Task objective: Starting at the line that holds "What's the underlying", set down each line through the end of the listing, exactly as written and with nothing added.

Supplied data:
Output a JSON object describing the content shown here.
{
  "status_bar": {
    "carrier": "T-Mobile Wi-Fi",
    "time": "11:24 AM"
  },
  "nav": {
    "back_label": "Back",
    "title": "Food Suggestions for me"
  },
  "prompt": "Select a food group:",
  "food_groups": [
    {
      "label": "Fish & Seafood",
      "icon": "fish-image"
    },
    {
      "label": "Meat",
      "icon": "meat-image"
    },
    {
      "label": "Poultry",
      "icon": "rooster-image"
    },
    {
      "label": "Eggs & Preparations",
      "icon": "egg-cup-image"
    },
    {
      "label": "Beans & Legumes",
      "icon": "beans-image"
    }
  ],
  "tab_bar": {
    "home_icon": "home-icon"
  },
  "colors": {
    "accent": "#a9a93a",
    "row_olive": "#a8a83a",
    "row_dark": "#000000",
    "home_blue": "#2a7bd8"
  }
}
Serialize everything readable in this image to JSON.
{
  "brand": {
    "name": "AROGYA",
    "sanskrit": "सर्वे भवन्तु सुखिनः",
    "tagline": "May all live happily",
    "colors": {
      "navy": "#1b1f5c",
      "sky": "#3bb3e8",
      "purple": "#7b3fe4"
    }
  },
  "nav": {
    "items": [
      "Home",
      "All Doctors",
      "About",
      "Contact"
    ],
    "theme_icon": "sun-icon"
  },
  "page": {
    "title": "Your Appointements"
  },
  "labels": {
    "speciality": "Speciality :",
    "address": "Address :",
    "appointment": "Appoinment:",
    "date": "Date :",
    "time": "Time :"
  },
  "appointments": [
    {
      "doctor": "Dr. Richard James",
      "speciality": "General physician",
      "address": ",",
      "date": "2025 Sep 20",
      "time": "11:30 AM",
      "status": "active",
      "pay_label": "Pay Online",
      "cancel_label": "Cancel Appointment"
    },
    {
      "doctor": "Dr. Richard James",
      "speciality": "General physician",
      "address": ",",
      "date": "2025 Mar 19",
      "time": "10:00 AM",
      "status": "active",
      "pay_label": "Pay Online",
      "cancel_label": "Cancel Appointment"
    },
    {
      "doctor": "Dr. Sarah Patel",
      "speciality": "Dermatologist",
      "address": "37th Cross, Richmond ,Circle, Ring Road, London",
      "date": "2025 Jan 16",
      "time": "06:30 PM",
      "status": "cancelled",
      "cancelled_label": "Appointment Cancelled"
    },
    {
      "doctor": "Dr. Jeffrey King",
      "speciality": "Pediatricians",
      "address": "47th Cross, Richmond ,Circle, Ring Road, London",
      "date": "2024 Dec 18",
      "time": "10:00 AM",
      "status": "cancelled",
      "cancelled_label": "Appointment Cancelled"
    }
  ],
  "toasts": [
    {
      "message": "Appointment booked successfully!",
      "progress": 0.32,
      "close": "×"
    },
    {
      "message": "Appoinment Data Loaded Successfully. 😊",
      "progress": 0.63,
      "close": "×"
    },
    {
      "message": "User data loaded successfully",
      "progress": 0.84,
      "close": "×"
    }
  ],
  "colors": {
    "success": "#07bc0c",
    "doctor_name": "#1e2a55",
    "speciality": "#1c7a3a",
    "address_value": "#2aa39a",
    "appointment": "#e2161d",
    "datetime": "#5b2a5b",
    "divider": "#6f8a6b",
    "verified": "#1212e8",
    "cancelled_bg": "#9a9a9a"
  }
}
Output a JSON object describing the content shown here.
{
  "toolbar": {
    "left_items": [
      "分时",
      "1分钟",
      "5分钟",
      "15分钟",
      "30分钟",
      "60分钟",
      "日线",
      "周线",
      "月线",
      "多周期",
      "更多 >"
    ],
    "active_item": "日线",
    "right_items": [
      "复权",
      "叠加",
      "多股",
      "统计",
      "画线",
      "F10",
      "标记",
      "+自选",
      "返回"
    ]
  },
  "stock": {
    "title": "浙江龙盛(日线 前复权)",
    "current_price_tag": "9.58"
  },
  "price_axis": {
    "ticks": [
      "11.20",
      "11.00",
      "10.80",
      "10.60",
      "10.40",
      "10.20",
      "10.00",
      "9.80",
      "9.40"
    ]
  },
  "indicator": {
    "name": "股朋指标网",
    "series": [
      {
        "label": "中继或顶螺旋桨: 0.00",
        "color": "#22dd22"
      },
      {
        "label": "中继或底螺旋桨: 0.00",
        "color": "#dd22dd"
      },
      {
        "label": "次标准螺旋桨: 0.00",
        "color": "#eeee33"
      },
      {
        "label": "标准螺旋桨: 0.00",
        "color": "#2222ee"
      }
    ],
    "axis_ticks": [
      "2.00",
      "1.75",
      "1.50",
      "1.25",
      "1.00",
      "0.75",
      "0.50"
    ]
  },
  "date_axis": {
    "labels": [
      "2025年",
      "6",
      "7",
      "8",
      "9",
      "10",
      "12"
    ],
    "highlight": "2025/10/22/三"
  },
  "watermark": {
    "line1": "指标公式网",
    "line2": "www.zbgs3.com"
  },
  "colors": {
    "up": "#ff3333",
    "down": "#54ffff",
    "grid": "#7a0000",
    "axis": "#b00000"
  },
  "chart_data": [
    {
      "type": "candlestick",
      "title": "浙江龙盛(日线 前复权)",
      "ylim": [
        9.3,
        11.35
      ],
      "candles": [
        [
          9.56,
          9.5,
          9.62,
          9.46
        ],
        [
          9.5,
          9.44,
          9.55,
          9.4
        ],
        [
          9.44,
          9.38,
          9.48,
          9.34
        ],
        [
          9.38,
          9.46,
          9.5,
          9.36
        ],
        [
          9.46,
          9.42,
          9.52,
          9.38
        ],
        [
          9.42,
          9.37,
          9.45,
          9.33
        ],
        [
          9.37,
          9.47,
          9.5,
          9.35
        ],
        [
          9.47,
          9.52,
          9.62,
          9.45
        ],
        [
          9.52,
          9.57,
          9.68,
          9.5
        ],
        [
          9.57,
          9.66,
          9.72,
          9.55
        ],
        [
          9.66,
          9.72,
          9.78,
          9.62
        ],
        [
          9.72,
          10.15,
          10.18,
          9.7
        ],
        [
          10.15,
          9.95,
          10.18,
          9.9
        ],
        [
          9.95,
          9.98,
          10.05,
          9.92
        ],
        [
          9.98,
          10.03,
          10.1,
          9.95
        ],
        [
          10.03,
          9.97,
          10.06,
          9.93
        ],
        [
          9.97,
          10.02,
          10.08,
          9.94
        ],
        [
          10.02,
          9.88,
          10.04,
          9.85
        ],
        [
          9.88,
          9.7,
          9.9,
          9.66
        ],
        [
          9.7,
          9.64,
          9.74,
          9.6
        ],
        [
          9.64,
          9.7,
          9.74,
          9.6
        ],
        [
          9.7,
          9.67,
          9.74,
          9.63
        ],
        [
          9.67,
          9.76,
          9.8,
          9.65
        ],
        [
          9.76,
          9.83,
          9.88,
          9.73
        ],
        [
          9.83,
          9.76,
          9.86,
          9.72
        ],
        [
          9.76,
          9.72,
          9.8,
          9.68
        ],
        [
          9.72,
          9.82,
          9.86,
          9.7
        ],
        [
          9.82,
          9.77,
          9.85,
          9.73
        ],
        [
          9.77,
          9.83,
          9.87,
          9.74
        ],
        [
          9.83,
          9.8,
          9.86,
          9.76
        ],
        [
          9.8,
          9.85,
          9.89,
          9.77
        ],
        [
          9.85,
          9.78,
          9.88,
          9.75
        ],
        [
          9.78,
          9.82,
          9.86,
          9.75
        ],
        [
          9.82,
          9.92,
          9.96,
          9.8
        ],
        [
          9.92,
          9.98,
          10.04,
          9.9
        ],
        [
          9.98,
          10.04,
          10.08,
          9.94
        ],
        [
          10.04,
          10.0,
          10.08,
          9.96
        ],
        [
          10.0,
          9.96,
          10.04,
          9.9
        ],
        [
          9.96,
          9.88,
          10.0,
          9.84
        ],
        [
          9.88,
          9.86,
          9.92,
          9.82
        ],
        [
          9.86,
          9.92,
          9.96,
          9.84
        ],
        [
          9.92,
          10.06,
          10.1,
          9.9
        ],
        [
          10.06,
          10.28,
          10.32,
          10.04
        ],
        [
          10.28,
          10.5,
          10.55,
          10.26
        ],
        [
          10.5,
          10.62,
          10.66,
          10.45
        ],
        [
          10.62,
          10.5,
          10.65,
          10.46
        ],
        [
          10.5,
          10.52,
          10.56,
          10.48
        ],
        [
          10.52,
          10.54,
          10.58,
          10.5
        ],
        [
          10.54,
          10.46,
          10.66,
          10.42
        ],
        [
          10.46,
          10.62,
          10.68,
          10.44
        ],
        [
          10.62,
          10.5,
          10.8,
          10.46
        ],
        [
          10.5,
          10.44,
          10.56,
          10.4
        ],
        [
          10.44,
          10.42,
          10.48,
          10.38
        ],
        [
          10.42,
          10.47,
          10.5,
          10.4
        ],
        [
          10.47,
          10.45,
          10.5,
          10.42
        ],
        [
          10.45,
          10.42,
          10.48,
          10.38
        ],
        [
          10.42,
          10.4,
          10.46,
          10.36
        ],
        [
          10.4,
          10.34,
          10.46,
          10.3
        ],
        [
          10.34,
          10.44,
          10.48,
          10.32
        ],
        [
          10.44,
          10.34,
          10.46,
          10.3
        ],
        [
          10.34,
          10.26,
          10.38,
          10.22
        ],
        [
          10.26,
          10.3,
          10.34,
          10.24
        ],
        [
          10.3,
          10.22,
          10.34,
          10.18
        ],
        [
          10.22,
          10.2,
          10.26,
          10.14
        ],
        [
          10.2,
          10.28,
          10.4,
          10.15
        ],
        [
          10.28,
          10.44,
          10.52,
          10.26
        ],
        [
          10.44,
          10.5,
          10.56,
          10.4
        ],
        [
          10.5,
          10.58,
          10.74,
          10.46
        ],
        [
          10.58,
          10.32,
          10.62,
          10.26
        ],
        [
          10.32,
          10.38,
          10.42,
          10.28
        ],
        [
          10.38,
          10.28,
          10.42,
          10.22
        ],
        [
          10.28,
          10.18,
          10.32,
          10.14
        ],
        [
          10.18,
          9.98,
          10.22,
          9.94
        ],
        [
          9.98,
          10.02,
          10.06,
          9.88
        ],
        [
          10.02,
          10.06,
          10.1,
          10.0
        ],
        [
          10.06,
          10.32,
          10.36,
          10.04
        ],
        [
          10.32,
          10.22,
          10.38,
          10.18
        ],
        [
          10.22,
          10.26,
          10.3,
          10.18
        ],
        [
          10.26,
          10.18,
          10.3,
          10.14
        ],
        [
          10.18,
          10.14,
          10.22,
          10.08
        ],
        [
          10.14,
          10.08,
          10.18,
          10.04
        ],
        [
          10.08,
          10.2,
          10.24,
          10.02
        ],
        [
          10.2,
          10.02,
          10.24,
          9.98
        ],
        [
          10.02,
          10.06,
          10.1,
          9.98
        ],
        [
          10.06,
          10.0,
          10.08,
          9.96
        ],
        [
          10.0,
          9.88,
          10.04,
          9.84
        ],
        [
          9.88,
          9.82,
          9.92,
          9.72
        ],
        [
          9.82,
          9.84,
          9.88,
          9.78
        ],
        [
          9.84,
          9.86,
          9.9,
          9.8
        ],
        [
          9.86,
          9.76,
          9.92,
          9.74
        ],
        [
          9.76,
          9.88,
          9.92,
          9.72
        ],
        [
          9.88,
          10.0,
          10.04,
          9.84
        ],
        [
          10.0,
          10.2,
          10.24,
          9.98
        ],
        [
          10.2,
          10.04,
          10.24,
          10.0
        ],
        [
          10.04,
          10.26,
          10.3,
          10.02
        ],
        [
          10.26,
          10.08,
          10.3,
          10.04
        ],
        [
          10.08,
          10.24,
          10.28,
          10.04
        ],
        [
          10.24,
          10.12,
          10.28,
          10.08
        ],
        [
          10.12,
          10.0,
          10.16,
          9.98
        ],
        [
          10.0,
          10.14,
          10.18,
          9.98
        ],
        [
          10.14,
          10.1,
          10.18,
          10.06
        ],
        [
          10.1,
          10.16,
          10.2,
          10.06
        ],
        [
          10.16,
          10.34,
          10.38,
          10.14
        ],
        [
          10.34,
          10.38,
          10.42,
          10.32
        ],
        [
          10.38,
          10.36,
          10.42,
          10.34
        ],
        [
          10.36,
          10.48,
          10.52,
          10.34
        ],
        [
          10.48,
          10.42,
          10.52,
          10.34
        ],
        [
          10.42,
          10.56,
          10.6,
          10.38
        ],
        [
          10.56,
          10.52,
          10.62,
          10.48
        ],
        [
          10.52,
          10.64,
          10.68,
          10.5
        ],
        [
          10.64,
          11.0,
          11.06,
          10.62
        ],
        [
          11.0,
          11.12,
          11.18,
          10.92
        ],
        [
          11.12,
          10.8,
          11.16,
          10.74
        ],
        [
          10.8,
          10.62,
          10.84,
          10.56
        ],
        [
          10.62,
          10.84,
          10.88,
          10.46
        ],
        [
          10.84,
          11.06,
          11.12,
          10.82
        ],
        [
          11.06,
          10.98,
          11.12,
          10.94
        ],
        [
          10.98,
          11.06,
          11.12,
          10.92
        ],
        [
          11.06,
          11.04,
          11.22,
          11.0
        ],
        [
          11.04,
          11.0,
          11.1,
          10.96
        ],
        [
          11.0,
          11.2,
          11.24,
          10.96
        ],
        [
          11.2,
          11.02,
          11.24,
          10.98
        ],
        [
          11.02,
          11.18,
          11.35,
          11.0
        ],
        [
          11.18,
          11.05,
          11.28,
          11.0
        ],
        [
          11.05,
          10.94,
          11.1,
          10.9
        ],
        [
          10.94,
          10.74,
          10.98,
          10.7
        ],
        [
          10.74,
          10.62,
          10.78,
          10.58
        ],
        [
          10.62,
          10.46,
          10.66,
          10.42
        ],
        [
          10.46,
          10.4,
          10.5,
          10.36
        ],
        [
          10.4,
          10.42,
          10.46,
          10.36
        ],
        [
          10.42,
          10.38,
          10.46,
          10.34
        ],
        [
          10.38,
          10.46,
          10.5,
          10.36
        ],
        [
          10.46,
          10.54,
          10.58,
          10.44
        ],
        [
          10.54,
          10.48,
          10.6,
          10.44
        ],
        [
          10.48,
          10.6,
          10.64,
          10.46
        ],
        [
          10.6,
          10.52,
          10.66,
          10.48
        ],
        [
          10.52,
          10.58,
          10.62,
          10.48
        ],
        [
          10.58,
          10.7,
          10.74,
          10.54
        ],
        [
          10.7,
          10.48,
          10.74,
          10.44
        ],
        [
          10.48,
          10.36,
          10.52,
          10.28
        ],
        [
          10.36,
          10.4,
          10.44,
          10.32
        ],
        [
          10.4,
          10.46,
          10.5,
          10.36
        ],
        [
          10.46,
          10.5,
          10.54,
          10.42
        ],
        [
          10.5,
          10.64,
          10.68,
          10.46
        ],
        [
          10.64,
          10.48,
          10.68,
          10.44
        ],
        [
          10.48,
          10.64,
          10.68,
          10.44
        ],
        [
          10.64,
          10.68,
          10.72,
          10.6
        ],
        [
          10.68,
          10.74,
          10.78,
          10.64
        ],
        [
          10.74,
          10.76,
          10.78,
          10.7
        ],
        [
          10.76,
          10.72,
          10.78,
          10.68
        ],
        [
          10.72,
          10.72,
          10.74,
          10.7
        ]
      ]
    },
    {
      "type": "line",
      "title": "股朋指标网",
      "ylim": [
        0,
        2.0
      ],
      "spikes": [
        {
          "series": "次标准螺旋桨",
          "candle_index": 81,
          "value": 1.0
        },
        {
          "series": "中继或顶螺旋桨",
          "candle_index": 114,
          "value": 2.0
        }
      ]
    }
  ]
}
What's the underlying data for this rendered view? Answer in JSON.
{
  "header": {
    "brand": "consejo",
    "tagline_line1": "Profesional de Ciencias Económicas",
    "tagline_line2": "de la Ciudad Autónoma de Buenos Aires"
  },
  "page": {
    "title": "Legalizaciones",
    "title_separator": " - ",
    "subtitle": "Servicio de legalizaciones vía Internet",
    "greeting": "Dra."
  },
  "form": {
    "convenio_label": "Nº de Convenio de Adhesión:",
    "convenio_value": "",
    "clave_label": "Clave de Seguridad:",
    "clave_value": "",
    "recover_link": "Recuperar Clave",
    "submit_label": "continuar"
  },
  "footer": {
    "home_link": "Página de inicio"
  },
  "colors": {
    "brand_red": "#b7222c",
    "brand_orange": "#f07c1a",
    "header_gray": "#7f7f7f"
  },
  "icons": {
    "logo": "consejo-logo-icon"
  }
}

Exercise output:
What's the underlying data for this rendered view? Answer in JSON.
{
  "header": {
    "brand": "consejo",
    "tagline_line1": "Profesional de Ciencias Económicas",
    "tagline_line2": "de la Ciudad Autónoma de Buenos Aires"
  },
  "page": {
    "title": "Legalizaciones",
    "title_separator": " - ",
    "subtitle": "Servicio de legalizaciones vía Internet",
    "greeting": "Dra."
  },
  "form": {
    "convenio_label": "Nº de Convenio de Adhesión:",
    "convenio_value": "",
    "clave_label": "Clave de Seguridad:",
    "clave_value": "",
    "recover_link": "Recuperar Clave",
    "submit_label": "continuar"
  },
  "footer": {
    "home_link": "Página de inicio"
  },
  "colors": {
    "brand_red": "#b7222c",
    "brand_orange": "#f07c1a",
    "header_gray": "#7f7f7f"
  },
  "icons": {
    "logo": "consejo-logo-icon"
  }
}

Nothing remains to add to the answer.